#### Your task
Write out all the entries word for word and omit any pictures.

§

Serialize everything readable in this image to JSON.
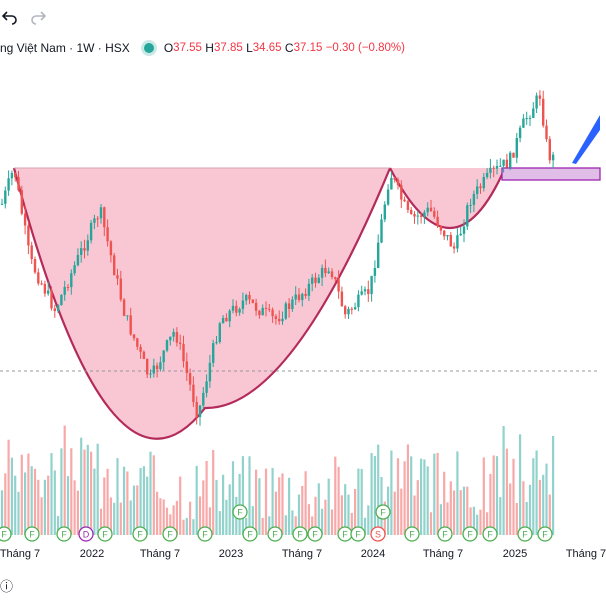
{
  "header": {
    "symbol_title": "ng Việt Nam · 1W · HSX",
    "ohlc": {
      "o_label": "O",
      "o": "37.55",
      "h_label": "H",
      "h": "37.85",
      "l_label": "L",
      "l": "34.65",
      "c_label": "C",
      "c": "37.15",
      "change": "−0.30 (−0.80%)"
    }
  },
  "toolbar": {
    "undo_icon": "undo-icon",
    "redo_icon": "redo-icon"
  },
  "x_axis": {
    "labels": [
      "Tháng 7",
      "2022",
      "Tháng 7",
      "2023",
      "Tháng 7",
      "2024",
      "Tháng 7",
      "2025",
      "Tháng 7"
    ]
  },
  "events": {
    "markers": [
      "F",
      "F",
      "F",
      "D",
      "F",
      "F",
      "F",
      "F",
      "F",
      "F",
      "F",
      "F",
      "F",
      "F",
      "F",
      "S",
      "F",
      "F",
      "F",
      "F",
      "F",
      "F",
      "F",
      "F"
    ]
  },
  "bottom": {
    "icon_text": "ⓘ"
  },
  "colors": {
    "up": "#26a69a",
    "down": "#ef5350",
    "cup_fill": "#f7b3c6",
    "cup_line": "#b32b5a",
    "zone": "#e1bee7",
    "arrow": "#2962ff"
  },
  "chart_data": {
    "type": "candlestick",
    "timeframe": "1W",
    "price_range_visible": [
      10,
      44
    ],
    "pattern": "cup-and-handle",
    "annotations": [
      "cup",
      "handle",
      "breakout-zone",
      "arrow-up"
    ]
  }
}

§

#### Task result
Serialize everything readable in this image to JSON.
{
  "header": {
    "symbol_title": "ng Việt Nam · 1W · HSX",
    "ohlc": {
      "o_label": "O",
      "o": "37.55",
      "h_label": "H",
      "h": "37.85",
      "l_label": "L",
      "l": "34.65",
      "c_label": "C",
      "c": "37.15",
      "change": "−0.30 (−0.80%)"
    }
  },
  "toolbar": {
    "undo_icon": "undo-icon",
    "redo_icon": "redo-icon"
  },
  "x_axis": {
    "labels": [
      "Tháng 7",
      "2022",
      "Tháng 7",
      "2023",
      "Tháng 7",
      "2024",
      "Tháng 7",
      "2025",
      "Tháng 7"
    ]
  },
  "events": {
    "markers": [
      "F",
      "F",
      "F",
      "D",
      "F",
      "F",
      "F",
      "F",
      "F",
      "F",
      "F",
      "F",
      "F",
      "F",
      "F",
      "S",
      "F",
      "F",
      "F",
      "F",
      "F",
      "F",
      "F",
      "F"
    ]
  },
  "bottom": {
    "icon_text": "ⓘ"
  },
  "colors": {
    "up": "#26a69a",
    "down": "#ef5350",
    "cup_fill": "#f7b3c6",
    "cup_line": "#b32b5a",
    "zone": "#e1bee7",
    "arrow": "#2962ff"
  },
  "chart_data": {
    "type": "candlestick",
    "timeframe": "1W",
    "price_range_visible": [
      10,
      44
    ],
    "pattern": "cup-and-handle",
    "annotations": [
      "cup",
      "handle",
      "breakout-zone",
      "arrow-up"
    ]
  }
}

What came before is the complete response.